**To do:**
Copy out all the data, word for word.

*****

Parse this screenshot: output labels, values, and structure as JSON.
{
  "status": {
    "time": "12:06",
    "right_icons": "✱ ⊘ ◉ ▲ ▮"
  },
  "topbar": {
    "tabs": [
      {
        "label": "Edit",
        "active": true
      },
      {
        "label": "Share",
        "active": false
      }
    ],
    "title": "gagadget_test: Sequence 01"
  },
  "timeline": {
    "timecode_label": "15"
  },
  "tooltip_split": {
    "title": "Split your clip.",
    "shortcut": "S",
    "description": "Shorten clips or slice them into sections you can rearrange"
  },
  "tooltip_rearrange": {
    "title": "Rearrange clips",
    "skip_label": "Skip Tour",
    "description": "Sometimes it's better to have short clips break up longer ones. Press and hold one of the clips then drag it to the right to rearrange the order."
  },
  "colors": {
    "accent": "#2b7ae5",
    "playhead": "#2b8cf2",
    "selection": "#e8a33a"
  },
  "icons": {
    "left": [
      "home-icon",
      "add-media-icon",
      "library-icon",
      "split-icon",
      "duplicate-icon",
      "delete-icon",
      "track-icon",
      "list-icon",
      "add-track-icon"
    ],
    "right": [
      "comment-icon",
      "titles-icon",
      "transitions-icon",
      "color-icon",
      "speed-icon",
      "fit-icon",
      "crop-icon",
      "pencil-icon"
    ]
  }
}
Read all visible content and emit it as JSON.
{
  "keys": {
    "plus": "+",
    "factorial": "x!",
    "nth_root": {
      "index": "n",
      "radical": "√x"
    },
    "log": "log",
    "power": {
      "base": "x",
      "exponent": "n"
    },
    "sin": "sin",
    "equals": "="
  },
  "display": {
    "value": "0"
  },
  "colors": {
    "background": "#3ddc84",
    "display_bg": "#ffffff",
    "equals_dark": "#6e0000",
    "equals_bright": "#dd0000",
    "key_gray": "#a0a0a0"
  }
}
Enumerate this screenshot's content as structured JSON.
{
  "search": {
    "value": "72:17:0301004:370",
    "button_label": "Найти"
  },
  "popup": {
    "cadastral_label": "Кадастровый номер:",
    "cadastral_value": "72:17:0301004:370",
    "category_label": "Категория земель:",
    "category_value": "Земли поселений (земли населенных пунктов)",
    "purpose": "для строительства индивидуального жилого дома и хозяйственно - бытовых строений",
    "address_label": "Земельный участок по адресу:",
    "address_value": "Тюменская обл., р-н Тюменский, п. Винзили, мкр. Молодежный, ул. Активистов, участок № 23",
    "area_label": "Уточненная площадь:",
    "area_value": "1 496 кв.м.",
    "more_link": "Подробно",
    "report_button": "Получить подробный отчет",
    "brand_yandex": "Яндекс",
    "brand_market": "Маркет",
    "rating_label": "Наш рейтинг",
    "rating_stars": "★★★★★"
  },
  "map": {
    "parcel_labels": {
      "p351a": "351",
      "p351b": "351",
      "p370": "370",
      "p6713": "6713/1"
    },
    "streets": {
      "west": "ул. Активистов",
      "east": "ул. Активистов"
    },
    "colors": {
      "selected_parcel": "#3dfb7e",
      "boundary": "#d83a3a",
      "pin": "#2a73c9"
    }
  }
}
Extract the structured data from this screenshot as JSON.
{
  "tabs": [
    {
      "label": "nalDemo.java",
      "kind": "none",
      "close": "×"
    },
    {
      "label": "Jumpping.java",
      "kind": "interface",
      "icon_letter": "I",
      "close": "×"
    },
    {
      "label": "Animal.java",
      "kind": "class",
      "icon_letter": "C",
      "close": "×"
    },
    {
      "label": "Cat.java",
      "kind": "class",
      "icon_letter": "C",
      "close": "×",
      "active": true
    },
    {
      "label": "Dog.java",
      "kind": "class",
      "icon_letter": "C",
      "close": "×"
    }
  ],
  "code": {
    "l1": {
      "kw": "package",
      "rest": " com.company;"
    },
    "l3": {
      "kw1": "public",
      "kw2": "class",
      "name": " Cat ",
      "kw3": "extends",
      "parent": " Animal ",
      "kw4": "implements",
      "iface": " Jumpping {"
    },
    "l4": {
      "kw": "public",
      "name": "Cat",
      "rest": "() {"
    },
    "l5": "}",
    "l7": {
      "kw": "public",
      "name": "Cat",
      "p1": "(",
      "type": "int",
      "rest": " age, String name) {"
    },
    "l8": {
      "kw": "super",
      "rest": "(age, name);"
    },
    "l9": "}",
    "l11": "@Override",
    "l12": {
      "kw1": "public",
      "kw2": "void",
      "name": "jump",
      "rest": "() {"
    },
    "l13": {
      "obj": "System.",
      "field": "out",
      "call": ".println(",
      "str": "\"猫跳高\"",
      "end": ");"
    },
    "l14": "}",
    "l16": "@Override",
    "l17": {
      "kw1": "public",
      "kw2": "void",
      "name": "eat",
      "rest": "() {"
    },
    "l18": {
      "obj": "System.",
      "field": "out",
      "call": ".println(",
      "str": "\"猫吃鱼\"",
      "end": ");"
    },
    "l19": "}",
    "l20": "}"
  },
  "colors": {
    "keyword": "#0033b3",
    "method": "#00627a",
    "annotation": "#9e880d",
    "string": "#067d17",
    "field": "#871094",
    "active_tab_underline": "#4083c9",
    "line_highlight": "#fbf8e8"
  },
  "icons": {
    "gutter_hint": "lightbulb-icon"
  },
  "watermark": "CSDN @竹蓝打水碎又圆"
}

*****

**Written reply:**
Parse this screenshot: output labels, values, and structure as JSON.
{
  "status": {
    "time": "12:06",
    "right_icons": "✱ ⊘ ◉ ▲ ▮"
  },
  "topbar": {
    "tabs": [
      {
        "label": "Edit",
        "active": true
      },
      {
        "label": "Share",
        "active": false
      }
    ],
    "title": "gagadget_test: Sequence 01"
  },
  "timeline": {
    "timecode_label": "15"
  },
  "tooltip_split": {
    "title": "Split your clip.",
    "shortcut": "S",
    "description": "Shorten clips or slice them into sections you can rearrange"
  },
  "tooltip_rearrange": {
    "title": "Rearrange clips",
    "skip_label": "Skip Tour",
    "description": "Sometimes it's better to have short clips break up longer ones. Press and hold one of the clips then drag it to the right to rearrange the order."
  },
  "colors": {
    "accent": "#2b7ae5",
    "playhead": "#2b8cf2",
    "selection": "#e8a33a"
  },
  "icons": {
    "left": [
      "home-icon",
      "add-media-icon",
      "library-icon",
      "split-icon",
      "duplicate-icon",
      "delete-icon",
      "track-icon",
      "list-icon",
      "add-track-icon"
    ],
    "right": [
      "comment-icon",
      "titles-icon",
      "transitions-icon",
      "color-icon",
      "speed-icon",
      "fit-icon",
      "crop-icon",
      "pencil-icon"
    ]
  }
}
Read all visible content and emit it as JSON.
{
  "keys": {
    "plus": "+",
    "factorial": "x!",
    "nth_root": {
      "index": "n",
      "radical": "√x"
    },
    "log": "log",
    "power": {
      "base": "x",
      "exponent": "n"
    },
    "sin": "sin",
    "equals": "="
  },
  "display": {
    "value": "0"
  },
  "colors": {
    "background": "#3ddc84",
    "display_bg": "#ffffff",
    "equals_dark": "#6e0000",
    "equals_bright": "#dd0000",
    "key_gray": "#a0a0a0"
  }
}
Enumerate this screenshot's content as structured JSON.
{
  "search": {
    "value": "72:17:0301004:370",
    "button_label": "Найти"
  },
  "popup": {
    "cadastral_label": "Кадастровый номер:",
    "cadastral_value": "72:17:0301004:370",
    "category_label": "Категория земель:",
    "category_value": "Земли поселений (земли населенных пунктов)",
    "purpose": "для строительства индивидуального жилого дома и хозяйственно - бытовых строений",
    "address_label": "Земельный участок по адресу:",
    "address_value": "Тюменская обл., р-н Тюменский, п. Винзили, мкр. Молодежный, ул. Активистов, участок № 23",
    "area_label": "Уточненная площадь:",
    "area_value": "1 496 кв.м.",
    "more_link": "Подробно",
    "report_button": "Получить подробный отчет",
    "brand_yandex": "Яндекс",
    "brand_market": "Маркет",
    "rating_label": "Наш рейтинг",
    "rating_stars": "★★★★★"
  },
  "map": {
    "parcel_labels": {
      "p351a": "351",
      "p351b": "351",
      "p370": "370",
      "p6713": "6713/1"
    },
    "streets": {
      "west": "ул. Активистов",
      "east": "ул. Активистов"
    },
    "colors": {
      "selected_parcel": "#3dfb7e",
      "boundary": "#d83a3a",
      "pin": "#2a73c9"
    }
  }
}
Extract the structured data from this screenshot as JSON.
{
  "tabs": [
    {
      "label": "nalDemo.java",
      "kind": "none",
      "close": "×"
    },
    {
      "label": "Jumpping.java",
      "kind": "interface",
      "icon_letter": "I",
      "close": "×"
    },
    {
      "label": "Animal.java",
      "kind": "class",
      "icon_letter": "C",
      "close": "×"
    },
    {
      "label": "Cat.java",
      "kind": "class",
      "icon_letter": "C",
      "close": "×",
      "active": true
    },
    {
      "label": "Dog.java",
      "kind": "class",
      "icon_letter": "C",
      "close": "×"
    }
  ],
  "code": {
    "l1": {
      "kw": "package",
      "rest": " com.company;"
    },
    "l3": {
      "kw1": "public",
      "kw2": "class",
      "name": " Cat ",
      "kw3": "extends",
      "parent": " Animal ",
      "kw4": "implements",
      "iface": " Jumpping {"
    },
    "l4": {
      "kw": "public",
      "name": "Cat",
      "rest": "() {"
    },
    "l5": "}",
    "l7": {
      "kw": "public",
      "name": "Cat",
      "p1": "(",
      "type": "int",
      "rest": " age, String name) {"
    },
    "l8": {
      "kw": "super",
      "rest": "(age, name);"
    },
    "l9": "}",
    "l11": "@Override",
    "l12": {
      "kw1": "public",
      "kw2": "void",
      "name": "jump",
      "rest": "() {"
    },
    "l13": {
      "obj": "System.",
      "field": "out",
      "call": ".println(",
      "str": "\"猫跳高\"",
      "end": ");"
    },
    "l14": "}",
    "l16": "@Override",
    "l17": {
      "kw1": "public",
      "kw2": "void",
      "name": "eat",
      "rest": "() {"
    },
    "l18": {
      "obj": "System.",
      "field": "out",
      "call": ".println(",
      "str": "\"猫吃鱼\"",
      "end": ");"
    },
    "l19": "}",
    "l20": "}"
  },
  "colors": {
    "keyword": "#0033b3",
    "method": "#00627a",
    "annotation": "#9e880d",
    "string": "#067d17",
    "field": "#871094",
    "active_tab_underline": "#4083c9",
    "line_highlight": "#fbf8e8"
  },
  "icons": {
    "gutter_hint": "lightbulb-icon"
  },
  "watermark": "CSDN @竹蓝打水碎又圆"
}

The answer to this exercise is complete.